### MATERIAL PROVIDED ###

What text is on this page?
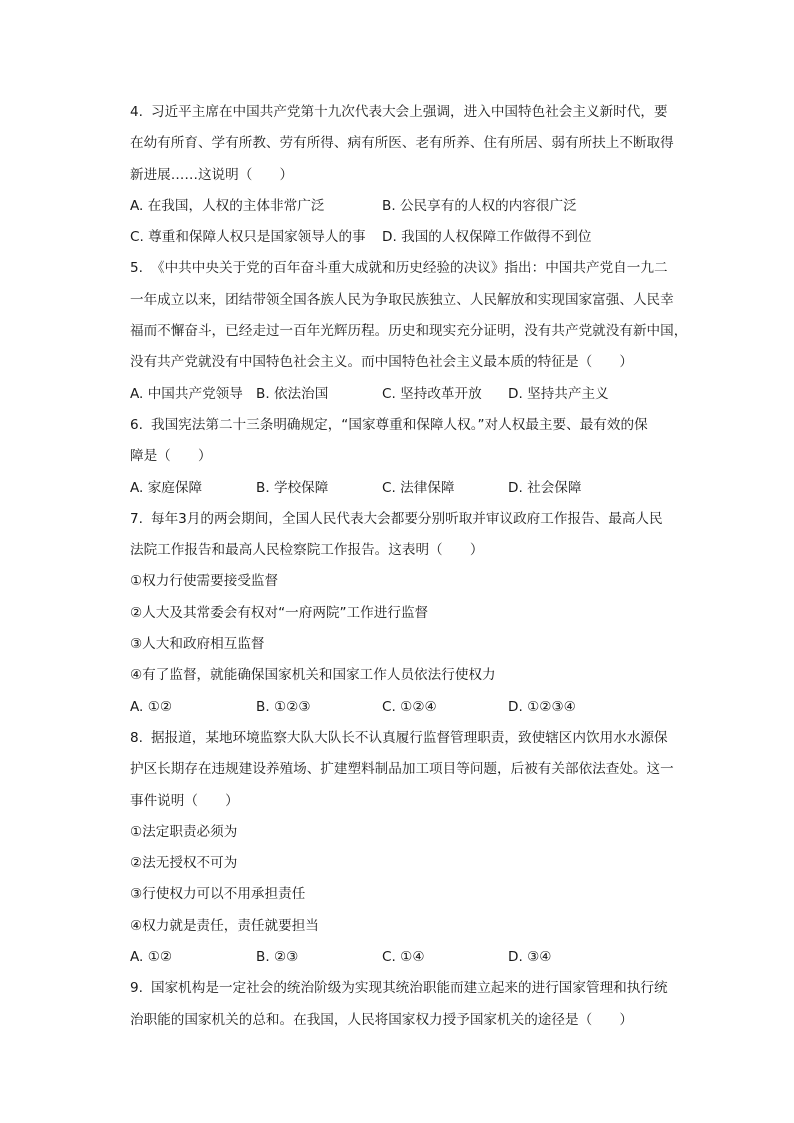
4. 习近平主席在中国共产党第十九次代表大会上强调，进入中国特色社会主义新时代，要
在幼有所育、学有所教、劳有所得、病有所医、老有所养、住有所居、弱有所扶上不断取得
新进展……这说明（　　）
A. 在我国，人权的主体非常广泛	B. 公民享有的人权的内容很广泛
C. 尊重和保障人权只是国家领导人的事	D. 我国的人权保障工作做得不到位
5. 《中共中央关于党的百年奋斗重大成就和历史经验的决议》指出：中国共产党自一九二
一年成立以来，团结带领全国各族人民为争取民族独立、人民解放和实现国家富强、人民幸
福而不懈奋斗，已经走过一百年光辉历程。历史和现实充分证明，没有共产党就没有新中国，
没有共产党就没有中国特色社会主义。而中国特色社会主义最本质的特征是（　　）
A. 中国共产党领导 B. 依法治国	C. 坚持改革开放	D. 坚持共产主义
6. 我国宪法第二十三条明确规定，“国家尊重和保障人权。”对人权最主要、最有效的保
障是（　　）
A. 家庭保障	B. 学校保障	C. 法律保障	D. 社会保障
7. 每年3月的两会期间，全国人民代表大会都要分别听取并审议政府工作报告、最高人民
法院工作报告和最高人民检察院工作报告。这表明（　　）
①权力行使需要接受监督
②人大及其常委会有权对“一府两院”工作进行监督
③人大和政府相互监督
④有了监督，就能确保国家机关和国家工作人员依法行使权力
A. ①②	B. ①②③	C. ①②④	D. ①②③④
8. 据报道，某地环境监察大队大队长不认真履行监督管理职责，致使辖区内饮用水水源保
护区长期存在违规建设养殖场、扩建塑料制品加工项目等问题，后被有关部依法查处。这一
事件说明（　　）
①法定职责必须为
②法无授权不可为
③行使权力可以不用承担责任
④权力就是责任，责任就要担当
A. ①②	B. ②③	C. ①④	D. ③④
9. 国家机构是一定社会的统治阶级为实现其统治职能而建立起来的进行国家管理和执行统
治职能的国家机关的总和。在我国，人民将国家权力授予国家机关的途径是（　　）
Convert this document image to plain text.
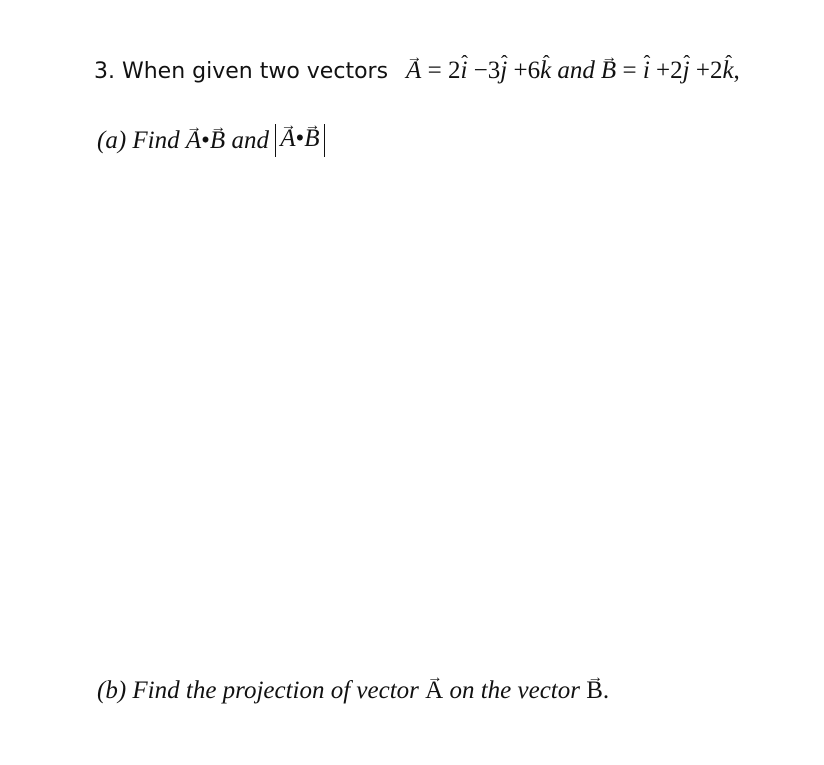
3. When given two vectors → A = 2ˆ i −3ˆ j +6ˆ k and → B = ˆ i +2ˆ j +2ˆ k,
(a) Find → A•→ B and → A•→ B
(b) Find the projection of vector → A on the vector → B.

###

EXERCISE DETAILS
Extract every line containing the string "this" from the data above.

THE OUTPUT
What text is on this page?
Convert this document image to plain text.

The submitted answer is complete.